■ Rows from a dataset
"""
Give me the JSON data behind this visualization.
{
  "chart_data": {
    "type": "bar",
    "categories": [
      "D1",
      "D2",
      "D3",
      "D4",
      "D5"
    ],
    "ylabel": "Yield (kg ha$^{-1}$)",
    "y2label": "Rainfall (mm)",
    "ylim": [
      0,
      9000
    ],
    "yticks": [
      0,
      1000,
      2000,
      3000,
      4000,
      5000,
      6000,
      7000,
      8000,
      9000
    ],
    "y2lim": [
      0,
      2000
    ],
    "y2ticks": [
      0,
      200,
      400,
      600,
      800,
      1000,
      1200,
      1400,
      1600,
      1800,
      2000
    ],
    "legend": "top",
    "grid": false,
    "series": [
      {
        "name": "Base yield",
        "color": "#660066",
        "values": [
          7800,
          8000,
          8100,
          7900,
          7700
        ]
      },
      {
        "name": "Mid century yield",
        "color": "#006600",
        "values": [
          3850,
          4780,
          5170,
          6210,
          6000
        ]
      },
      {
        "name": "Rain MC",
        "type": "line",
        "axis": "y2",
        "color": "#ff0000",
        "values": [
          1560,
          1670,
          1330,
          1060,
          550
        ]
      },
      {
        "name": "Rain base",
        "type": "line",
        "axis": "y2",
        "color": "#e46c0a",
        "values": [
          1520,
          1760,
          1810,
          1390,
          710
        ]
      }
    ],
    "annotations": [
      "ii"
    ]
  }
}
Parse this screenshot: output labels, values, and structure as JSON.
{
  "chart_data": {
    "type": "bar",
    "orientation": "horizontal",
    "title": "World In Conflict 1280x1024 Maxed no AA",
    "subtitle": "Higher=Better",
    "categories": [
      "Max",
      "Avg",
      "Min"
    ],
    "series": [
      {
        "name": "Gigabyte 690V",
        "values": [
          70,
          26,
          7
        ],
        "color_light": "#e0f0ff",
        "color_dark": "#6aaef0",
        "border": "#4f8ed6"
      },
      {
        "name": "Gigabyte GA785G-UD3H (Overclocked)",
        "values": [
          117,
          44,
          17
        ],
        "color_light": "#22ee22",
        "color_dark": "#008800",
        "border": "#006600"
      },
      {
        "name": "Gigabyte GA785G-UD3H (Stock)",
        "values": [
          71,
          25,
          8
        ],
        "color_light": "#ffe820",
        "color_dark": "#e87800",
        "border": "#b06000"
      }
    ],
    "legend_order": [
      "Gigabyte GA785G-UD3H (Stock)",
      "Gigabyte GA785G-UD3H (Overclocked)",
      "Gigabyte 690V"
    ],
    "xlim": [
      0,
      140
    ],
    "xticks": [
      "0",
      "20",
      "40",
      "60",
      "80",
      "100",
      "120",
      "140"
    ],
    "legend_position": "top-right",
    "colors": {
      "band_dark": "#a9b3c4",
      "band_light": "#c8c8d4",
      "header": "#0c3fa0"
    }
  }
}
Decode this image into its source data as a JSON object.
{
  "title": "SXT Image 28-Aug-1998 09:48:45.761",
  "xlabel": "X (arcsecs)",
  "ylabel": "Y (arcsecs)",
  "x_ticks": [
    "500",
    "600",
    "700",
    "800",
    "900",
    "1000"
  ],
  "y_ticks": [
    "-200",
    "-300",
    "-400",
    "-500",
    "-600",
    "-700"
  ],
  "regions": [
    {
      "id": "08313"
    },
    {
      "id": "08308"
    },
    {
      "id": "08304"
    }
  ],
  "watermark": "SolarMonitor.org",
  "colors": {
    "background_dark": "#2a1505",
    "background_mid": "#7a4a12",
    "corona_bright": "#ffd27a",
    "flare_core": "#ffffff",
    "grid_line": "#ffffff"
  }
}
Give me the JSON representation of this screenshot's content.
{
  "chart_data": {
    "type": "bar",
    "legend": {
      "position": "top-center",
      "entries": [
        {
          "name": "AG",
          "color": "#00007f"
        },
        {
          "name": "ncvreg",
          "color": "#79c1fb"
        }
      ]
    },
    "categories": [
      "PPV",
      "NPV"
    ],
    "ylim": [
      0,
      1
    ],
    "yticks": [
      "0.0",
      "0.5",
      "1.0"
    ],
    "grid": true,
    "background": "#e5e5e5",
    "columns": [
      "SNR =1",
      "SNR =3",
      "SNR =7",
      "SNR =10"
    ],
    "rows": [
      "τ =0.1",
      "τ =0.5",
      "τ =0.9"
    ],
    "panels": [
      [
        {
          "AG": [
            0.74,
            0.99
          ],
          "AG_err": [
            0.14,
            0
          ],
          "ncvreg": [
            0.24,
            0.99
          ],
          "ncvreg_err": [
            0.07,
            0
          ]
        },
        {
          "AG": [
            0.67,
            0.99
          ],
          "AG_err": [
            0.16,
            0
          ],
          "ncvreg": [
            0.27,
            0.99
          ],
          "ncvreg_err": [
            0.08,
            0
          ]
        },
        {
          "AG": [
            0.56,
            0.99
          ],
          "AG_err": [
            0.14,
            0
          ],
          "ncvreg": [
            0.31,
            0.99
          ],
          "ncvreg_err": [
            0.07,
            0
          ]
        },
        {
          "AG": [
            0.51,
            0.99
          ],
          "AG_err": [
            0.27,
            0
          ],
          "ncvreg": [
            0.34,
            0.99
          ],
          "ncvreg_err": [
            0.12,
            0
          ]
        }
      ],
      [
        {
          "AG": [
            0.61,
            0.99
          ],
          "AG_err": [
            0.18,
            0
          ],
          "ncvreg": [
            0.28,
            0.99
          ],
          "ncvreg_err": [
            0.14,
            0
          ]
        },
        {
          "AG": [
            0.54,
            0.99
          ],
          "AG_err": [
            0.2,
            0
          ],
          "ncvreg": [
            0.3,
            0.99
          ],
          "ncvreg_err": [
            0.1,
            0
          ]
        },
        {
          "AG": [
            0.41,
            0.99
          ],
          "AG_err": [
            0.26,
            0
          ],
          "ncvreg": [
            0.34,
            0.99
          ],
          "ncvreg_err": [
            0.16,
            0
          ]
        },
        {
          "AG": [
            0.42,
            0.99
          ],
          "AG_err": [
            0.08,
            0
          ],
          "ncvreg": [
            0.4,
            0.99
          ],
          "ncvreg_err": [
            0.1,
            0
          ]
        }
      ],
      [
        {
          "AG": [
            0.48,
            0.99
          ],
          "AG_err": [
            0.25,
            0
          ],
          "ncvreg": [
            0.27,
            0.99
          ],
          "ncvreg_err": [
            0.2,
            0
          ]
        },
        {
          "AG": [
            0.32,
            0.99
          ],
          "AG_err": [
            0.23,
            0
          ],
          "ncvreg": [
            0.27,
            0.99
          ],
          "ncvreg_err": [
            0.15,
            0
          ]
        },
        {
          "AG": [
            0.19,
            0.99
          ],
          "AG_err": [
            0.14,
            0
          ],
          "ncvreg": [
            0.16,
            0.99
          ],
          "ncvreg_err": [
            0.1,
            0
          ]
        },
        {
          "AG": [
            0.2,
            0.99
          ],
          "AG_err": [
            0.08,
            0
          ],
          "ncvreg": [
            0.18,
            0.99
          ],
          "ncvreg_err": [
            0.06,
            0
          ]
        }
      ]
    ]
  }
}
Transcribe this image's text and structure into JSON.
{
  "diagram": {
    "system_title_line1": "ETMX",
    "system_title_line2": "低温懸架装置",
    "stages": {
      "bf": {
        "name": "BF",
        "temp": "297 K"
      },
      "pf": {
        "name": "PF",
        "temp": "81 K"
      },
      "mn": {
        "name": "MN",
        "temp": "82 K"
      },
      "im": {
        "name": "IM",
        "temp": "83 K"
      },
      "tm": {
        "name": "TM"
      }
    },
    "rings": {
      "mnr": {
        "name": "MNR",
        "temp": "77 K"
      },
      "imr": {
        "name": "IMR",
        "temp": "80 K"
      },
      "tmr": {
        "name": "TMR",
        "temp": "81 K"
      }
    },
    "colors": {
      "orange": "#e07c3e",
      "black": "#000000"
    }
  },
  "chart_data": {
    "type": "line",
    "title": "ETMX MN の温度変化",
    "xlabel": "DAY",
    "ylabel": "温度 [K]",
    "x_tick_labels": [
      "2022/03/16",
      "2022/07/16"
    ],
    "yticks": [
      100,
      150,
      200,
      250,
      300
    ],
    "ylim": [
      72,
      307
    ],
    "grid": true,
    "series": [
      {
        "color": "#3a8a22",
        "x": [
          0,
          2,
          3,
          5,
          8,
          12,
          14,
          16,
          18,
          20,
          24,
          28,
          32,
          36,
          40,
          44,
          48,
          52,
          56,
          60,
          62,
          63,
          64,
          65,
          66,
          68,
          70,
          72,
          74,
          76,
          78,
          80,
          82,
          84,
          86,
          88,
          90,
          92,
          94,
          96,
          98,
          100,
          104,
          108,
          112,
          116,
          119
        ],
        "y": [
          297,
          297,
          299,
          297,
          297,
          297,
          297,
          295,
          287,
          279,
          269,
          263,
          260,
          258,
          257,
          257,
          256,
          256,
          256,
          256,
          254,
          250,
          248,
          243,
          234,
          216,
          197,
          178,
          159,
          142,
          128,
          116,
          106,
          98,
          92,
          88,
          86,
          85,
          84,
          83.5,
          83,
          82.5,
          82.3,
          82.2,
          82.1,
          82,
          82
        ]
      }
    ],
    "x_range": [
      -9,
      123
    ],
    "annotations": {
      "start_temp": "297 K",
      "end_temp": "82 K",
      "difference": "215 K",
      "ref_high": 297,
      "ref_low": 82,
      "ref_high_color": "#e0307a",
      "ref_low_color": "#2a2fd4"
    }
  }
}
"""
■ EXERCISE DIRECTIONS
Count up the lines in the listing that hold the word "Overclocked", and give that number only.

■ FINISHED EXERCISE
2